▶ TEXT BLOCK:
- - -

DataWorks is an end-to-end big data development and governance platform that provides data warehousing, data lake, and data lakehouse solutions based on big data compute engines, such as MaxCompute, Hologres, E-MapReduce (EMR), AnalyticDB, and Cloudera Data Platform (CDP). This topic describes how to use some core services and features of DataWorks to integrate data into DataWorks and perform business processing, periodic scheduling, and data visualization.
Introduction
You can quickly complete the following operations by referring to the instructions provided in this topic:
Data synchronization: You can use DataWorks Data Integration to create batch synchronization nodes to synchronize business data to a big data computing platform, such as MaxCompute.
Data cleansing: You can process, analyze, and mine business data in DataWorks DataStudio.
Data display: You can convert analysis results into graphs in DataWorks DataAnalysis for better understanding by business personnel.
Periodic scheduling: You can configure settings for periodic scheduling for the data synchronization and data cleansing procedures. This way, the procedures can be periodically scheduled.

- - -

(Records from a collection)

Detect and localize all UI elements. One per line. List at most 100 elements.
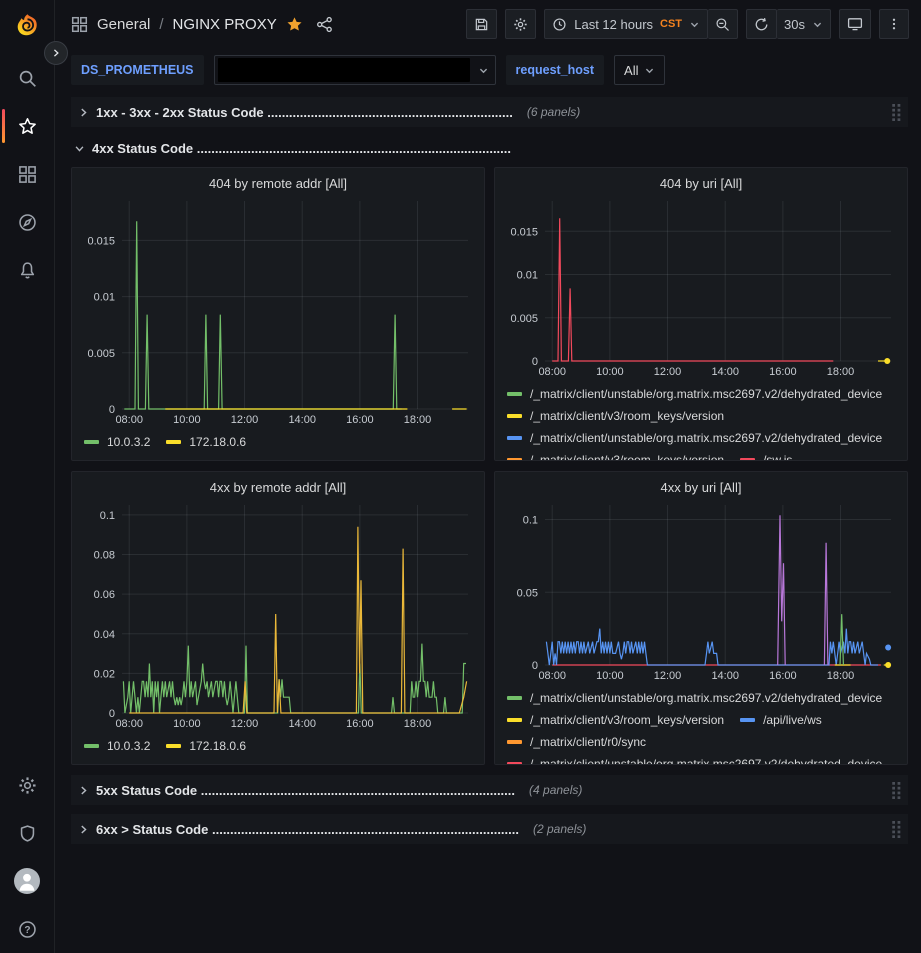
legend-item[interactable]: 172.18.0.6 bbox=[166, 431, 246, 453]
dashboard-settings-button[interactable] bbox=[505, 9, 537, 39]
sidebar-item-alerting[interactable] bbox=[0, 246, 55, 294]
legend-item[interactable]: /_matrix/client/unstable/org.matrix.msc2… bbox=[507, 753, 882, 764]
svg-text:16:00: 16:00 bbox=[346, 718, 374, 730]
legend-item[interactable]: 172.18.0.6 bbox=[166, 735, 246, 757]
sidebar-item-help[interactable]: ? bbox=[0, 905, 55, 953]
page-title: NGINX PROXY bbox=[172, 15, 277, 33]
svg-text:16:00: 16:00 bbox=[346, 414, 374, 426]
panel-title[interactable]: 4xx by remote addr [All] bbox=[209, 480, 347, 495]
share-dashboard-button[interactable] bbox=[316, 16, 333, 33]
save-dashboard-button[interactable] bbox=[466, 9, 498, 39]
time-controls-group: Last 12 hours CST bbox=[544, 9, 739, 39]
legend-item[interactable]: /_matrix/client/r0/sync bbox=[507, 731, 646, 753]
legend-item[interactable]: /sw.js bbox=[740, 449, 792, 460]
row-drag-handle[interactable] bbox=[892, 781, 901, 799]
panel-title[interactable]: 4xx by uri [All] bbox=[660, 480, 742, 495]
svg-text:18:00: 18:00 bbox=[404, 718, 432, 730]
sidebar-item-explore[interactable] bbox=[0, 198, 55, 246]
favorite-star-button[interactable] bbox=[286, 16, 303, 33]
zoom-out-icon bbox=[716, 17, 729, 31]
legend-item[interactable]: /_matrix/client/unstable/org.matrix.msc2… bbox=[507, 383, 882, 405]
svg-text:10:00: 10:00 bbox=[596, 366, 624, 378]
more-options-button[interactable] bbox=[879, 9, 909, 39]
timeseries-chart[interactable]: 08:00 10:00 12:00 14:00 16:00 18:00 0 0.02 0.04 0… bbox=[78, 499, 478, 731]
sidebar-expand-button[interactable] bbox=[44, 41, 68, 65]
svg-text:0: 0 bbox=[532, 356, 538, 368]
row-1xx-3xx-2xx[interactable]: 1xx - 3xx - 2xx Status Code ............… bbox=[71, 97, 908, 127]
timeseries-chart[interactable]: 08:00 10:00 12:00 14:00 16:00 18:00 0 0.05 0.1 bbox=[501, 499, 901, 683]
sidebar-item-profile[interactable] bbox=[0, 857, 55, 905]
legend-label: /_matrix/client/unstable/org.matrix.msc2… bbox=[530, 691, 883, 705]
svg-text:14:00: 14:00 bbox=[288, 414, 316, 426]
legend-item[interactable]: /_matrix/client/unstable/org.matrix.msc2… bbox=[507, 427, 882, 449]
chevron-down-icon bbox=[689, 19, 700, 30]
avatar bbox=[14, 868, 40, 894]
chevron-right-icon bbox=[78, 785, 89, 796]
legend-swatch bbox=[84, 744, 99, 748]
timeseries-chart[interactable]: 08:00 10:00 12:00 14:00 16:00 18:00 0 0.005 0.01… bbox=[501, 195, 901, 379]
svg-text:10:00: 10:00 bbox=[596, 670, 624, 682]
variable-label[interactable]: DS_PROMETHEUS bbox=[71, 55, 204, 85]
sidebar-item-configuration[interactable] bbox=[0, 761, 55, 809]
svg-text:08:00: 08:00 bbox=[538, 670, 566, 682]
chevron-down-icon bbox=[812, 19, 823, 30]
legend-item[interactable]: 10.0.3.2 bbox=[84, 431, 150, 453]
search-icon bbox=[19, 70, 36, 87]
kebab-menu-icon bbox=[892, 18, 896, 30]
svg-text:0.08: 0.08 bbox=[94, 550, 115, 562]
refresh-interval-dropdown[interactable]: 30s bbox=[777, 9, 831, 39]
panel-grid: 404 by remote addr [All] 08:00 10:00 12:00… bbox=[71, 167, 908, 765]
legend-item[interactable]: /_matrix/client/v3/room_keys/version bbox=[507, 405, 724, 427]
legend-item[interactable]: /_matrix/client/v3/room_keys/version bbox=[507, 449, 724, 460]
legend-item[interactable]: /_matrix/client/v3/room_keys/version bbox=[507, 709, 724, 731]
grafana-logo[interactable] bbox=[10, 8, 44, 42]
svg-text:0.01: 0.01 bbox=[94, 292, 115, 304]
legend-swatch bbox=[84, 440, 99, 444]
row-6xx[interactable]: 6xx > Status Code ......................… bbox=[71, 814, 908, 844]
svg-text:12:00: 12:00 bbox=[231, 718, 259, 730]
panel-title[interactable]: 404 by remote addr [All] bbox=[208, 176, 348, 191]
sidebar-item-dashboards[interactable] bbox=[0, 150, 55, 198]
sidebar-item-server-admin[interactable] bbox=[0, 809, 55, 857]
help-icon: ? bbox=[18, 920, 36, 938]
breadcrumb-separator: / bbox=[159, 15, 164, 33]
legend-item[interactable]: 10.0.3.2 bbox=[84, 735, 150, 757]
chevron-down-icon bbox=[74, 143, 85, 154]
sidebar-item-starred[interactable] bbox=[0, 102, 55, 150]
panel-title[interactable]: 404 by uri [All] bbox=[659, 176, 743, 191]
refresh-icon bbox=[755, 17, 768, 30]
row-drag-handle[interactable] bbox=[892, 820, 901, 838]
refresh-button[interactable] bbox=[746, 9, 778, 39]
svg-text:18:00: 18:00 bbox=[827, 366, 855, 378]
variable-request-host-dropdown[interactable]: All bbox=[614, 55, 666, 85]
star-filled-icon bbox=[287, 16, 302, 31]
variable-ds-prometheus-dropdown[interactable] bbox=[213, 55, 496, 85]
svg-text:0.02: 0.02 bbox=[94, 668, 115, 680]
variables-bar: DS_PROMETHEUS request_host All bbox=[55, 48, 921, 90]
time-range-label: Last 12 hours bbox=[574, 16, 654, 32]
top-navigation: General / NGINX PROXY bbox=[55, 0, 921, 48]
chart-legend: /_matrix/client/unstable/org.matrix.msc2… bbox=[501, 379, 901, 460]
zoom-out-time-button[interactable] bbox=[708, 9, 739, 39]
legend-swatch bbox=[740, 718, 756, 722]
legend-label: /_matrix/client/unstable/org.matrix.msc2… bbox=[530, 431, 883, 445]
panel-404-by-uri: 404 by uri [All] 08:00 10:00 12:00 14:00 16:… bbox=[494, 167, 908, 461]
variable-request-host: request_host bbox=[505, 55, 605, 85]
breadcrumb-section[interactable]: General bbox=[97, 15, 151, 33]
variable-label[interactable]: request_host bbox=[505, 55, 605, 85]
timeseries-chart[interactable]: 08:00 10:00 12:00 14:00 16:00 18:00 0 0.005 0.01… bbox=[78, 195, 478, 427]
row-drag-handle[interactable] bbox=[892, 103, 901, 121]
legend-swatch bbox=[507, 696, 522, 700]
sidebar-item-search[interactable] bbox=[0, 54, 55, 102]
legend-item[interactable]: /api/live/ws bbox=[740, 709, 822, 731]
row-4xx[interactable]: 4xx Status Code ........................… bbox=[71, 136, 908, 160]
legend-swatch bbox=[166, 744, 182, 748]
time-range-picker[interactable]: Last 12 hours CST bbox=[544, 9, 709, 39]
svg-text:0.04: 0.04 bbox=[94, 629, 115, 641]
legend-item[interactable]: /_matrix/client/unstable/org.matrix.msc2… bbox=[507, 687, 882, 709]
svg-text:18:00: 18:00 bbox=[404, 414, 432, 426]
cycle-view-mode-button[interactable] bbox=[839, 9, 871, 39]
row-5xx[interactable]: 5xx Status Code ........................… bbox=[71, 775, 908, 805]
svg-text:0.01: 0.01 bbox=[517, 270, 538, 282]
legend-swatch bbox=[740, 458, 756, 460]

- - -

▶ TASKS:
1) In the DataWorks overview, reproduce the stretch from "Periodic scheduling: You" through "be periodically scheduled.", but swap "procedures" for "workflows".
2) Using the DataWorks overview, mark each statement yes or no and quote the words that decide it: (a) Batch synchronization nodes are created in DataStudio. (b) Analysis results can be turned into graphs in DataAnalysis. (c) Hologres is one of the compute engines named.
3) Carry the DataWorks overview forward from its last sentence.

▶ ANSWERS FOR THE TASKS:
1)
Periodic scheduling: You can configure settings for periodic scheduling for the data synchronization and data cleansing workflows. This way, the workflows can be periodically scheduled.

2)
(a) No: "You can use DataWorks Data Integration to create batch synchronization nodes"
(b) Yes: "You can convert analysis results into graphs in DataWorks DataAnalysis"
(c) Yes: "such as MaxCompute, Hologres, E-MapReduce (EMR), AnalyticDB, and Cloudera Data Platform (CDP)"

3)
Prerequisites
An Alibaba Cloud account or a RAM user to which the AliyunDataWorksFullAccess policy is attached is prepared. For information about how to prepare an Alibaba Cloud account or a RAM user, see Prepare an Alibaba Cloud account or the topics in the Prepare a RAM user directory.
DataWorks provides a comprehensive permission management mechanism, which allows you to manage permissions at the product level and the module level. For information about how to perform fine-grained permission management, see Overview of the DataWorks permission management system.
Preparations
Create a workspace and associate a resource group with the workspace.
This tutorial describes how to get started with DataWorks in the China (Shanghai) region. You must log on to the DataWorks console and switch to the China (Shanghai) region to check whether DataWorks is activated in this region.
NoteIn an actual business scenario, you can determine the region in which you want to activate DataWorks based on the location of your business data.
If your business data is stored in an Alibaba Cloud service other than DataWorks, you must select the region in which the Alibaba Cloud service is activated.
If your business data is stored on an on-premises machine, you must access the business data over the Internet. In this case, you must select a region that is close to your geographical location to reduce access latency.
If DataWorks is not activated in the China (Shanghai) region, you can click Purchase Product Portfolio for Free to enable the system to activate DataWorks, create a default workspace, and associate an automatically created resource group with the workspace at the same time.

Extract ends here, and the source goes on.